[Data lines]
----
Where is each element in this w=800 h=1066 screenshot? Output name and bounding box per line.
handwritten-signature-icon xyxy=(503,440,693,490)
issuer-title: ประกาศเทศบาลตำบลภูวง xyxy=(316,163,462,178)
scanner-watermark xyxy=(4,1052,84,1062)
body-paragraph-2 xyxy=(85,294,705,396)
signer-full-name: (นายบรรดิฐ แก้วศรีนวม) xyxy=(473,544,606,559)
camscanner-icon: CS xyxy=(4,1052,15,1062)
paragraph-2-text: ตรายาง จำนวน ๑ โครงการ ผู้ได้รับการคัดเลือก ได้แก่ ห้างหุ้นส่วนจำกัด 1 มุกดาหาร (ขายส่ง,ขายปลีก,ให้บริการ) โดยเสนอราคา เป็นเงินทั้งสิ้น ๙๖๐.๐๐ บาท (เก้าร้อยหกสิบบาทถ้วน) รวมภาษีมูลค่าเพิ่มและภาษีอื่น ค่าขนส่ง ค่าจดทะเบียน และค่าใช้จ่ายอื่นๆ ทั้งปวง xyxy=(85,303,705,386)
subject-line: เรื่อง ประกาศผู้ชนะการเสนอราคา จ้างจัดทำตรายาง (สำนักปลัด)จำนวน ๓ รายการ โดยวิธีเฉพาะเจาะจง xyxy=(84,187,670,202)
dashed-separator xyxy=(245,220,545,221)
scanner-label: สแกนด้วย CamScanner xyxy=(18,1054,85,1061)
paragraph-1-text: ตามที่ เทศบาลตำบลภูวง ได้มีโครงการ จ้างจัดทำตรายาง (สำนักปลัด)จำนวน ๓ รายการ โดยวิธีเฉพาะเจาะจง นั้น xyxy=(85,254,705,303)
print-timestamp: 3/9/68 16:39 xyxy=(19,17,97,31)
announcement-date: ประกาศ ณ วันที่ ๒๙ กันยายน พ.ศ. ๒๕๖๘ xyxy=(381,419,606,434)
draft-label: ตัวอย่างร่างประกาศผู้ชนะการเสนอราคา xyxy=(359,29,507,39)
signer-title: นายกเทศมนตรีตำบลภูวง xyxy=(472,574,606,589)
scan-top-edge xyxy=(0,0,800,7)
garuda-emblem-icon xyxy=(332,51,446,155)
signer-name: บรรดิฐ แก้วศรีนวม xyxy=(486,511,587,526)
----
**Work to do:** Return all the data lines above unchanged, character for character.

**Result of this task:**
Where is each element in this w=800 h=1066 screenshot? Output name and bounding box per line.
handwritten-signature-icon xyxy=(503,440,693,490)
issuer-title: ประกาศเทศบาลตำบลภูวง xyxy=(316,163,462,178)
scanner-watermark xyxy=(4,1052,84,1062)
body-paragraph-2 xyxy=(85,294,705,396)
signer-full-name: (นายบรรดิฐ แก้วศรีนวม) xyxy=(473,544,606,559)
camscanner-icon: CS xyxy=(4,1052,15,1062)
paragraph-2-text: ตรายาง จำนวน ๑ โครงการ ผู้ได้รับการคัดเลือก ได้แก่ ห้างหุ้นส่วนจำกัด 1 มุกดาหาร (ขายส่ง,ขายปลีก,ให้บริการ) โดยเสนอราคา เป็นเงินทั้งสิ้น ๙๖๐.๐๐ บาท (เก้าร้อยหกสิบบาทถ้วน) รวมภาษีมูลค่าเพิ่มและภาษีอื่น ค่าขนส่ง ค่าจดทะเบียน และค่าใช้จ่ายอื่นๆ ทั้งปวง xyxy=(85,303,705,386)
subject-line: เรื่อง ประกาศผู้ชนะการเสนอราคา จ้างจัดทำตรายาง (สำนักปลัด)จำนวน ๓ รายการ โดยวิธีเฉพาะเจาะจง xyxy=(84,187,670,202)
dashed-separator xyxy=(245,220,545,221)
scanner-label: สแกนด้วย CamScanner xyxy=(18,1054,85,1061)
paragraph-1-text: ตามที่ เทศบาลตำบลภูวง ได้มีโครงการ จ้างจัดทำตรายาง (สำนักปลัด)จำนวน ๓ รายการ โดยวิธีเฉพาะเจาะจง นั้น xyxy=(85,254,705,303)
print-timestamp: 3/9/68 16:39 xyxy=(19,17,97,31)
announcement-date: ประกาศ ณ วันที่ ๒๙ กันยายน พ.ศ. ๒๕๖๘ xyxy=(381,419,606,434)
draft-label: ตัวอย่างร่างประกาศผู้ชนะการเสนอราคา xyxy=(359,29,507,39)
signer-title: นายกเทศมนตรีตำบลภูวง xyxy=(472,574,606,589)
scan-top-edge xyxy=(0,0,800,7)
garuda-emblem-icon xyxy=(332,51,446,155)
signer-name: บรรดิฐ แก้วศรีนวม xyxy=(486,511,587,526)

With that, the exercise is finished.